-- Required work --
Skip every image and restate the data word for word.

** Start Provided records **

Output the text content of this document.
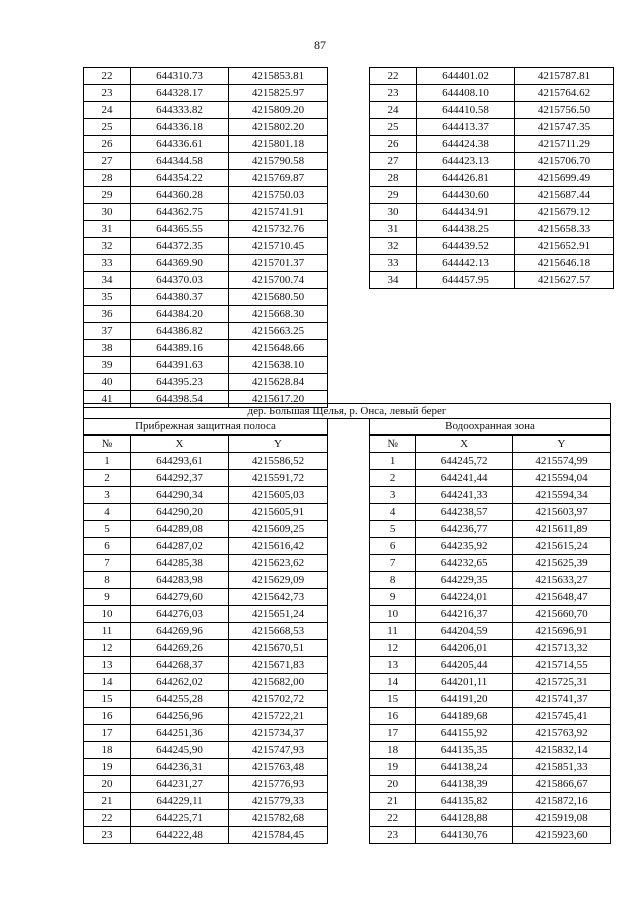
87
22	644310.73	4215853.81
23	644328.17	4215825.97
24	644333.82	4215809.20
25	644336.18	4215802.20
26	644336.61	4215801.18
27	644344.58	4215790.58
28	644354.22	4215769.87
29	644360.28	4215750.03
30	644362.75	4215741.91
31	644365.55	4215732.76
32	644372.35	4215710.45
33	644369.90	4215701.37
34	644370.03	4215700.74
35	644380.37	4215680.50
36	644384.20	4215668.30
37	644386.82	4215663.25
38	644389.16	4215648.66
39	644391.63	4215638.10
40	644395.23	4215628.84
41	644398.54	4215617.20
22	644401.02	4215787.81
23	644408.10	4215764.62
24	644410.58	4215756.50
25	644413.37	4215747.35
26	644424.38	4215711.29
27	644423.13	4215706.70
28	644426.81	4215699.49
29	644430.60	4215687.44
30	644434.91	4215679.12
31	644438.25	4215658.33
32	644439.52	4215652.91
33	644442.13	4215646.18
34	644457.95	4215627.57
дер. Большая Щелья, р. Онса, левый берег
Прибрежная защитная полоса
№	X	Y
1	644293,61	4215586,52
2	644292,37	4215591,72
3	644290,34	4215605,03
4	644290,20	4215605,91
5	644289,08	4215609,25
6	644287,02	4215616,42
7	644285,38	4215623,62
8	644283,98	4215629,09
9	644279,60	4215642,73
10	644276,03	4215651,24
11	644269,96	4215668,53
12	644269,26	4215670,51
13	644268,37	4215671,83
14	644262,02	4215682,00
15	644255,28	4215702,72
16	644256,96	4215722,21
17	644251,36	4215734,37
18	644245,90	4215747,93
19	644236,31	4215763,48
20	644231,27	4215776,93
21	644229,11	4215779,33
22	644225,71	4215782,68
23	644222,48	4215784,45
Водоохранная зона
№	X	Y
1	644245,72	4215574,99
2	644241,44	4215594,04
3	644241,33	4215594,34
4	644238,57	4215603,97
5	644236,77	4215611,89
6	644235,92	4215615,24
7	644232,65	4215625,39
8	644229,35	4215633,27
9	644224,01	4215648,47
10	644216,37	4215660,70
11	644204,59	4215696,91
12	644206,01	4215713,32
13	644205,44	4215714,55
14	644201,11	4215725,31
15	644191,20	4215741,37
16	644189,68	4215745,41
17	644155,92	4215763,92
18	644135,35	4215832,14
19	644138,24	4215851,33
20	644138,39	4215866,67
21	644135,82	4215872,16
22	644128,88	4215919,08
23	644130,76	4215923,60
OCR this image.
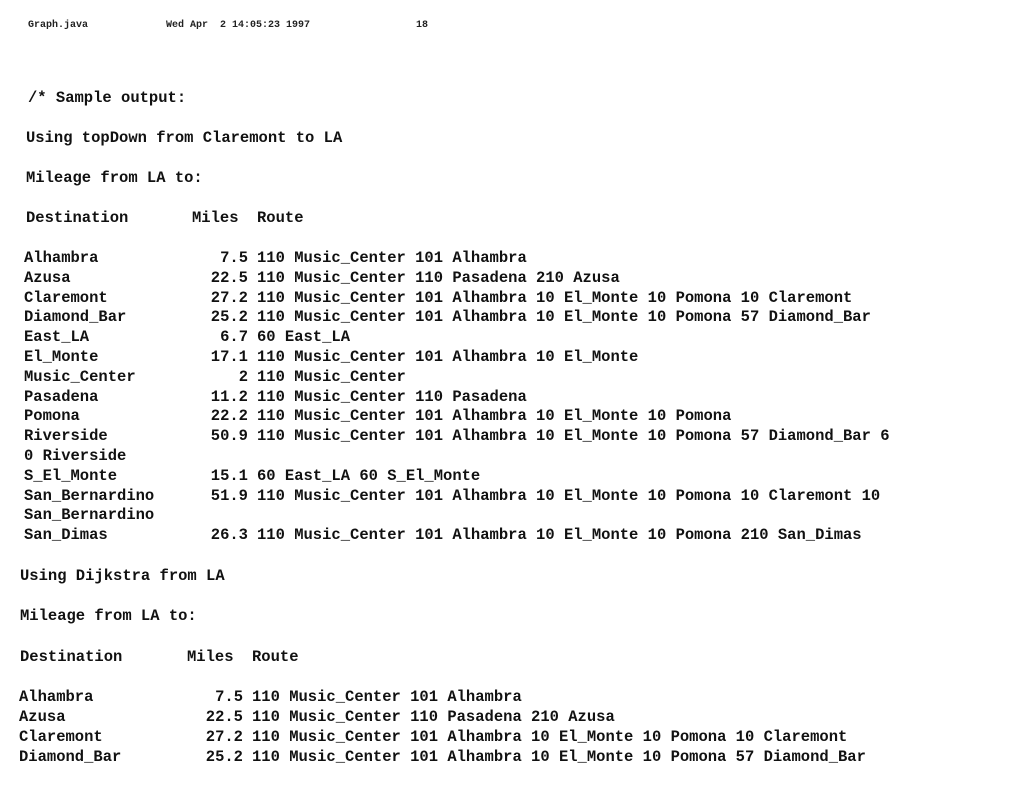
Graph.java

	Wed Apr  2 14:05:23 1997

	18

/* Sample output:
Using topDown from Claremont to LA
Mileage from LA to:
Destination	Miles Route
Alhambra	7.5 110 Music_Center 101 Alhambra
Azusa	22.5 110 Music_Center 110 Pasadena 210 Azusa
Claremont	27.2 110 Music_Center 101 Alhambra 10 El_Monte 10 Pomona 10 Claremont
Diamond_Bar	25.2 110 Music_Center 101 Alhambra 10 El_Monte 10 Pomona 57 Diamond_Bar
East_LA	6.7 60 East_LA
El_Monte	17.1 110 Music_Center 101 Alhambra 10 El_Monte
Music_Center	2 110 Music_Center
Pasadena	11.2 110 Music_Center 110 Pasadena
Pomona	22.2 110 Music_Center 101 Alhambra 10 El_Monte 10 Pomona
Riverside	50.9 110 Music_Center 101 Alhambra 10 El_Monte 10 Pomona 57 Diamond_Bar 6
0 Riverside
S_El_Monte	15.1 60 East_LA 60 S_El_Monte
San_Bernardino	51.9 110 Music_Center 101 Alhambra 10 El_Monte 10 Pomona 10 Claremont 10
San_Bernardino
San_Dimas	26.3 110 Music_Center 101 Alhambra 10 El_Monte 10 Pomona 210 San_Dimas
Using Dijkstra from LA
Mileage from LA to:
Destination	Miles Route
Alhambra	7.5 110 Music_Center 101 Alhambra
Azusa	22.5 110 Music_Center 110 Pasadena 210 Azusa
Claremont	27.2 110 Music_Center 101 Alhambra 10 El_Monte 10 Pomona 10 Claremont
Diamond_Bar	25.2 110 Music_Center 101 Alhambra 10 El_Monte 10 Pomona 57 Diamond_Bar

** End Provided records **

-- Answer for this exercise --
Output the text content of this document.
87
22	644310.73	4215853.81
23	644328.17	4215825.97
24	644333.82	4215809.20
25	644336.18	4215802.20
26	644336.61	4215801.18
27	644344.58	4215790.58
28	644354.22	4215769.87
29	644360.28	4215750.03
30	644362.75	4215741.91
31	644365.55	4215732.76
32	644372.35	4215710.45
33	644369.90	4215701.37
34	644370.03	4215700.74
35	644380.37	4215680.50
36	644384.20	4215668.30
37	644386.82	4215663.25
38	644389.16	4215648.66
39	644391.63	4215638.10
40	644395.23	4215628.84
41	644398.54	4215617.20
22	644401.02	4215787.81
23	644408.10	4215764.62
24	644410.58	4215756.50
25	644413.37	4215747.35
26	644424.38	4215711.29
27	644423.13	4215706.70
28	644426.81	4215699.49
29	644430.60	4215687.44
30	644434.91	4215679.12
31	644438.25	4215658.33
32	644439.52	4215652.91
33	644442.13	4215646.18
34	644457.95	4215627.57
дер. Большая Щелья, р. Онса, левый берег
Прибрежная защитная полоса
№	X	Y
1	644293,61	4215586,52
2	644292,37	4215591,72
3	644290,34	4215605,03
4	644290,20	4215605,91
5	644289,08	4215609,25
6	644287,02	4215616,42
7	644285,38	4215623,62
8	644283,98	4215629,09
9	644279,60	4215642,73
10	644276,03	4215651,24
11	644269,96	4215668,53
12	644269,26	4215670,51
13	644268,37	4215671,83
14	644262,02	4215682,00
15	644255,28	4215702,72
16	644256,96	4215722,21
17	644251,36	4215734,37
18	644245,90	4215747,93
19	644236,31	4215763,48
20	644231,27	4215776,93
21	644229,11	4215779,33
22	644225,71	4215782,68
23	644222,48	4215784,45
Водоохранная зона
№	X	Y
1	644245,72	4215574,99
2	644241,44	4215594,04
3	644241,33	4215594,34
4	644238,57	4215603,97
5	644236,77	4215611,89
6	644235,92	4215615,24
7	644232,65	4215625,39
8	644229,35	4215633,27
9	644224,01	4215648,47
10	644216,37	4215660,70
11	644204,59	4215696,91
12	644206,01	4215713,32
13	644205,44	4215714,55
14	644201,11	4215725,31
15	644191,20	4215741,37
16	644189,68	4215745,41
17	644155,92	4215763,92
18	644135,35	4215832,14
19	644138,24	4215851,33
20	644138,39	4215866,67
21	644135,82	4215872,16
22	644128,88	4215919,08
23	644130,76	4215923,60
OCR this image.
Graph.java

	Wed Apr  2 14:05:23 1997

	18

/* Sample output:
Using topDown from Claremont to LA
Mileage from LA to:
Destination	Miles Route
Alhambra	7.5 110 Music_Center 101 Alhambra
Azusa	22.5 110 Music_Center 110 Pasadena 210 Azusa
Claremont	27.2 110 Music_Center 101 Alhambra 10 El_Monte 10 Pomona 10 Claremont
Diamond_Bar	25.2 110 Music_Center 101 Alhambra 10 El_Monte 10 Pomona 57 Diamond_Bar
East_LA	6.7 60 East_LA
El_Monte	17.1 110 Music_Center 101 Alhambra 10 El_Monte
Music_Center	2 110 Music_Center
Pasadena	11.2 110 Music_Center 110 Pasadena
Pomona	22.2 110 Music_Center 101 Alhambra 10 El_Monte 10 Pomona
Riverside	50.9 110 Music_Center 101 Alhambra 10 El_Monte 10 Pomona 57 Diamond_Bar 6
0 Riverside
S_El_Monte	15.1 60 East_LA 60 S_El_Monte
San_Bernardino	51.9 110 Music_Center 101 Alhambra 10 El_Monte 10 Pomona 10 Claremont 10
San_Bernardino
San_Dimas	26.3 110 Music_Center 101 Alhambra 10 El_Monte 10 Pomona 210 San_Dimas
Using Dijkstra from LA
Mileage from LA to:
Destination	Miles Route
Alhambra	7.5 110 Music_Center 101 Alhambra
Azusa	22.5 110 Music_Center 110 Pasadena 210 Azusa
Claremont	27.2 110 Music_Center 101 Alhambra 10 El_Monte 10 Pomona 10 Claremont
Diamond_Bar	25.2 110 Music_Center 101 Alhambra 10 El_Monte 10 Pomona 57 Diamond_Bar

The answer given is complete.